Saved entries
┌──
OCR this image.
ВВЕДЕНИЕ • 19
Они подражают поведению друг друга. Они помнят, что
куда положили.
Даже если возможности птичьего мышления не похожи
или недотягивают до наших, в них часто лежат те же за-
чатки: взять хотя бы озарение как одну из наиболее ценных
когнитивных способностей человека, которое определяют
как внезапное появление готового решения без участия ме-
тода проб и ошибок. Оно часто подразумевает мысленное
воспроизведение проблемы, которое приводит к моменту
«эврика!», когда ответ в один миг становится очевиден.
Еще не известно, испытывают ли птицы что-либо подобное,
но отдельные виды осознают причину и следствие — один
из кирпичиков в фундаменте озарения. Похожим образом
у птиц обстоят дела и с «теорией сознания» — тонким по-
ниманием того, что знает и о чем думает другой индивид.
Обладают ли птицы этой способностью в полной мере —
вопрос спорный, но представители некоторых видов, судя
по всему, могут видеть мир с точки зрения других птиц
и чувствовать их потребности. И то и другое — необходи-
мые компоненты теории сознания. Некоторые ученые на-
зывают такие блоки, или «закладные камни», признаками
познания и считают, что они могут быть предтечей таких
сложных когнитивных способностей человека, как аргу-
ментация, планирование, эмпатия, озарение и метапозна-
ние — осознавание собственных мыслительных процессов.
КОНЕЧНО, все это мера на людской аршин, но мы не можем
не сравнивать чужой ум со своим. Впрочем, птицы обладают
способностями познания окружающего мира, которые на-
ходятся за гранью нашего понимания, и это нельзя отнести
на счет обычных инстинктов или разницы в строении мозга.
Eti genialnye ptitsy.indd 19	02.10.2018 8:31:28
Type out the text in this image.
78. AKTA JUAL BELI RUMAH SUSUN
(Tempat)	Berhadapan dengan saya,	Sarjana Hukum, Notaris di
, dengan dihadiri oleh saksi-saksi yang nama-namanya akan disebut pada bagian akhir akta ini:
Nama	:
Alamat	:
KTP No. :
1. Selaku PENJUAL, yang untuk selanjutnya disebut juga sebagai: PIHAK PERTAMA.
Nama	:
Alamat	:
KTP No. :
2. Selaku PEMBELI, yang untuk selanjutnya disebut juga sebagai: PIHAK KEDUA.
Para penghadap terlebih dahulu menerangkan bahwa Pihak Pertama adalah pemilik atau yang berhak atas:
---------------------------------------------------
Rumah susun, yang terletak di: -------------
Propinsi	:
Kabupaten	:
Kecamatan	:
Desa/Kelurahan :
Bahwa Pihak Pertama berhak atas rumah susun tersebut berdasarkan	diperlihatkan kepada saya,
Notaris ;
└──
- [Short exercise] Take each line of the material that contains the word "untuk" and list it.

- [Reply to the task]
1. Selaku PENJUAL, yang untuk selanjutnya disebut juga sebagai: PIHAK PERTAMA.
2. Selaku PEMBELI, yang untuk selanjutnya disebut juga sebagai: PIHAK KEDUA.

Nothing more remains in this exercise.